Consigne donnée —
Recopiez, s'il vous plaît, l'extrait sur les différends entre avocats en commençant à « Une loi du 12 » et en terminant à « 179-2 du Décret. », et substituez « quinze jours » à « 15 jours ».

═════ Extrait du document ═════

Or loin d’être une pure formalité qu’il faudrait « purger », cette comparution devant la commission de conciliation s’avère souvent très efficace. Les accords, complets ou partiels, sont à ce stade très nombreux. Ils prémunissent les confrères contre un contentieux par définition incertain et qui fragiliserait leur exercice le temps de la procédure. Il ne s’agit pas de concilier pour le plaisir de concilier, mais d’éviter de s’abîmer dans des procédures inutilement consommatrices de ressources.

Comme le disait Gandhi, « mon exigence pour la vérité m’a elle-même enseigné la beauté du compromis ». Ce qui suit constitue dès lors un vade-mecum des procédures relatives aux différends entre avocats à l’occasion de l’exercice de leur profession.

I. Rappels théoriques.

Une loi du 12 mai 2009 a modifié l’article 21 de la loi du 31 décembre 1971 sur la profession d’avocat (la « Loi ») et étendu à la solution des conflits d’exercice entre avocats la compétence du Bâtonnier de l’Ordre. Dans les principaux barreaux, le Bâtonnier délèguera son pouvoir en matière de conciliation et d’arbitrage aux anciens Bâtonniers et à d’anciens membres du conseil de l’Ordre, selon les modalités prévues par le décret n°91-1197 du 27 novembre 1991 (le « Décret »). En cas de différend entre avocats appartenant à des barreaux distincts, le Bâtonnier de chaque barreau est tenu de solliciter un Bâtonnier appartenant à un barreau tiers, dans un délai de 15 jours. À défaut, il reviendra au président du Conseil National des Barreaux de désigner ce Bâtonnier en vertu de l’article 179-2 du Décret.

═════ Matériel source ═════

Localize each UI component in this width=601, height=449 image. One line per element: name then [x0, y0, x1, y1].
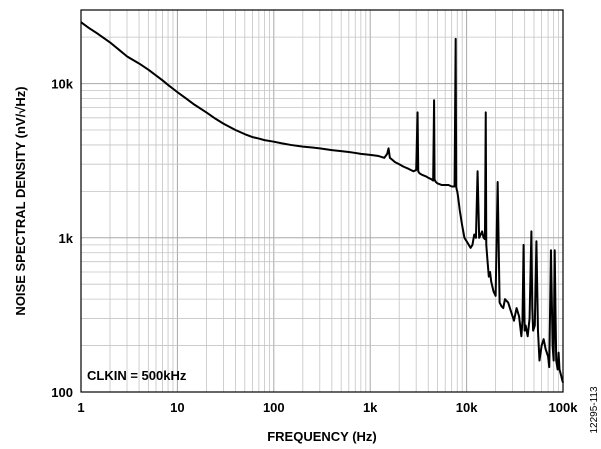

═════

Réponse attendue —
Une loi du 12 mai 2009 a modifié l’article 21 de la loi du 31 décembre 1971 sur la profession d’avocat (la « Loi ») et étendu à la solution des conflits d’exercice entre avocats la compétence du Bâtonnier de l’Ordre. Dans les principaux barreaux, le Bâtonnier délèguera son pouvoir en matière de conciliation et d’arbitrage aux anciens Bâtonniers et à d’anciens membres du conseil de l’Ordre, selon les modalités prévues par le décret n°91-1197 du 27 novembre 1991 (le « Décret »). En cas de différend entre avocats appartenant à des barreaux distincts, le Bâtonnier de chaque barreau est tenu de solliciter un Bâtonnier appartenant à un barreau tiers, dans un délai de quinze jours. À défaut, il reviendra au président du Conseil National des Barreaux de désigner ce Bâtonnier en vertu de l’article 179-2 du Décret.